## Instruction
The records should be repeated word for word, pictures excluded.

## Data for this exercise
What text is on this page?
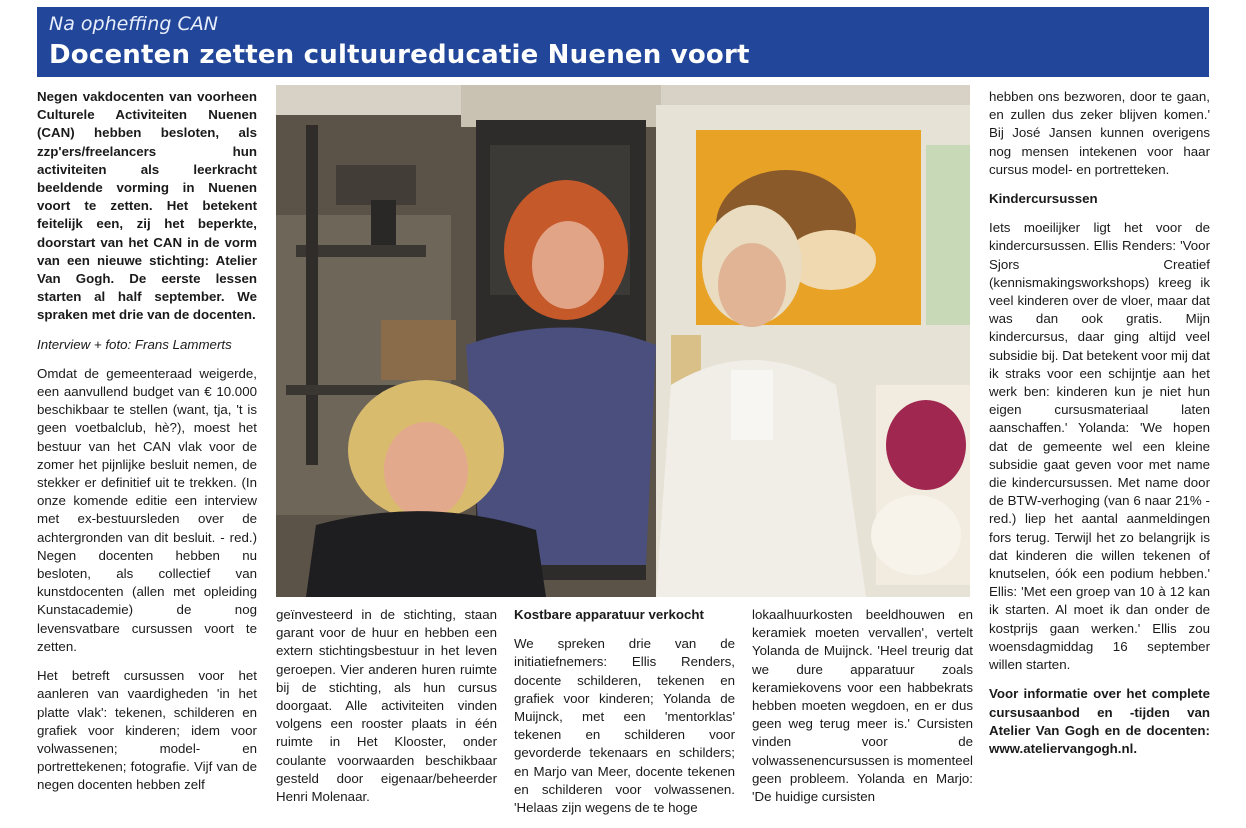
Na opheffing CAN
Docenten zetten cultuureducatie Nuenen voort

Negen vakdocenten van voorheen Culturele Activiteiten Nuenen (CAN) hebben besloten, als zzp'ers/freelancers hun activiteiten als leerkracht beeldende vorming in Nuenen voort te zetten. Het betekent feitelijk een, zij het beperkte, doorstart van het CAN in de vorm van een nieuwe stichting: Atelier Van Gogh. De eerste lessen starten al half september. We spraken met drie van de docenten.

Interview + foto: Frans Lammerts

Omdat de gemeenteraad weigerde, een aanvullend budget van € 10.000 beschikbaar te stellen (want, tja, 't is geen voetbalclub, hè?), moest het bestuur van het CAN vlak voor de zomer het pijnlijke besluit nemen, de stekker er definitief uit te trekken. (In onze komende editie een interview met ex-bestuursleden over de achtergronden van dit besluit. - red.) Negen docenten hebben nu besloten, als collectief van kunstdocenten (allen met opleiding Kunstacademie) de nog levensvatbare cursussen voort te zetten.

Het betreft cursussen voor het aanleren van vaardigheden 'in het platte vlak': tekenen, schilderen en grafiek voor kinderen; idem voor volwassenen; model- en portrettekenen; fotografie. Vijf van de negen docenten hebben zelf

geïnvesteerd in de stichting, staan garant voor de huur en hebben een extern stichtingsbestuur in het leven geroepen. Vier anderen huren ruimte bij de stichting, als hun cursus doorgaat. Alle activiteiten vinden volgens een rooster plaats in één ruimte in Het Klooster, onder coulante voorwaarden beschikbaar gesteld door eigenaar/beheerder Henri Molenaar.

Kostbare apparatuur verkocht

We spreken drie van de initiatiefnemers: Ellis Renders, docente schilderen, tekenen en grafiek voor kinderen; Yolanda de Muijnck, met een 'mentorklas' tekenen en schilderen voor gevorderde tekenaars en schilders; en Marjo van Meer, docente tekenen en schilderen voor volwassenen. 'Helaas zijn wegens de te hoge

lokaalhuurkosten beeldhouwen en keramiek moeten vervallen', vertelt Yolanda de Muijnck. 'Heel treurig dat we dure apparatuur zoals keramiekovens voor een habbekrats hebben moeten wegdoen, en er dus geen weg terug meer is.' Cursisten vinden voor de volwassenencursussen is momenteel geen probleem. Yolanda en Marjo: 'De huidige cursisten

hebben ons bezworen, door te gaan, en zullen dus zeker blijven komen.' Bij José Jansen kunnen overigens nog mensen intekenen voor haar cursus model- en portretteken.

Kindercursussen

Iets moeilijker ligt het voor de kindercursussen. Ellis Renders: 'Voor Sjors Creatief (kennismakingsworkshops) kreeg ik veel kinderen over de vloer, maar dat was dan ook gratis. Mijn kindercursus, daar ging altijd veel subsidie bij. Dat betekent voor mij dat ik straks voor een schijntje aan het werk ben: kinderen kun je niet hun eigen cursusmateriaal laten aanschaffen.' Yolanda: 'We hopen dat de gemeente wel een kleine subsidie gaat geven voor met name die kindercursussen. Met name door de BTW-verhoging (van 6 naar 21% - red.) liep het aantal aanmeldingen fors terug. Terwijl het zo belangrijk is dat kinderen die willen tekenen of knutselen, óók een podium hebben.' Ellis: 'Met een groep van 10 à 12 kan ik starten. Al moet ik dan onder de kostprijs gaan werken.' Ellis zou woensdagmiddag 16 september willen starten.

Voor informatie over het complete cursusaanbod en -tijden van Atelier Van Gogh en de docenten: www.ateliervangogh.nl.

## Result of this task
What text is on this page?
Na opheffing CAN
Docenten zetten cultuureducatie Nuenen voort

Negen vakdocenten van voorheen Culturele Activiteiten Nuenen (CAN) hebben besloten, als zzp'ers/freelancers hun activiteiten als leerkracht beeldende vorming in Nuenen voort te zetten. Het betekent feitelijk een, zij het beperkte, doorstart van het CAN in de vorm van een nieuwe stichting: Atelier Van Gogh. De eerste lessen starten al half september. We spraken met drie van de docenten.

Interview + foto: Frans Lammerts

Omdat de gemeenteraad weigerde, een aanvullend budget van € 10.000 beschikbaar te stellen (want, tja, 't is geen voetbalclub, hè?), moest het bestuur van het CAN vlak voor de zomer het pijnlijke besluit nemen, de stekker er definitief uit te trekken. (In onze komende editie een interview met ex-bestuursleden over de achtergronden van dit besluit. - red.) Negen docenten hebben nu besloten, als collectief van kunstdocenten (allen met opleiding Kunstacademie) de nog levensvatbare cursussen voort te zetten.

Het betreft cursussen voor het aanleren van vaardigheden 'in het platte vlak': tekenen, schilderen en grafiek voor kinderen; idem voor volwassenen; model- en portrettekenen; fotografie. Vijf van de negen docenten hebben zelf

geïnvesteerd in de stichting, staan garant voor de huur en hebben een extern stichtingsbestuur in het leven geroepen. Vier anderen huren ruimte bij de stichting, als hun cursus doorgaat. Alle activiteiten vinden volgens een rooster plaats in één ruimte in Het Klooster, onder coulante voorwaarden beschikbaar gesteld door eigenaar/beheerder Henri Molenaar.

Kostbare apparatuur verkocht

We spreken drie van de initiatiefnemers: Ellis Renders, docente schilderen, tekenen en grafiek voor kinderen; Yolanda de Muijnck, met een 'mentorklas' tekenen en schilderen voor gevorderde tekenaars en schilders; en Marjo van Meer, docente tekenen en schilderen voor volwassenen. 'Helaas zijn wegens de te hoge

lokaalhuurkosten beeldhouwen en keramiek moeten vervallen', vertelt Yolanda de Muijnck. 'Heel treurig dat we dure apparatuur zoals keramiekovens voor een habbekrats hebben moeten wegdoen, en er dus geen weg terug meer is.' Cursisten vinden voor de volwassenencursussen is momenteel geen probleem. Yolanda en Marjo: 'De huidige cursisten

hebben ons bezworen, door te gaan, en zullen dus zeker blijven komen.' Bij José Jansen kunnen overigens nog mensen intekenen voor haar cursus model- en portretteken.

Kindercursussen

Iets moeilijker ligt het voor de kindercursussen. Ellis Renders: 'Voor Sjors Creatief (kennismakingsworkshops) kreeg ik veel kinderen over de vloer, maar dat was dan ook gratis. Mijn kindercursus, daar ging altijd veel subsidie bij. Dat betekent voor mij dat ik straks voor een schijntje aan het werk ben: kinderen kun je niet hun eigen cursusmateriaal laten aanschaffen.' Yolanda: 'We hopen dat de gemeente wel een kleine subsidie gaat geven voor met name die kindercursussen. Met name door de BTW-verhoging (van 6 naar 21% - red.) liep het aantal aanmeldingen fors terug. Terwijl het zo belangrijk is dat kinderen die willen tekenen of knutselen, óók een podium hebben.' Ellis: 'Met een groep van 10 à 12 kan ik starten. Al moet ik dan onder de kostprijs gaan werken.' Ellis zou woensdagmiddag 16 september willen starten.

Voor informatie over het complete cursusaanbod en -tijden van Atelier Van Gogh en de docenten: www.ateliervangogh.nl.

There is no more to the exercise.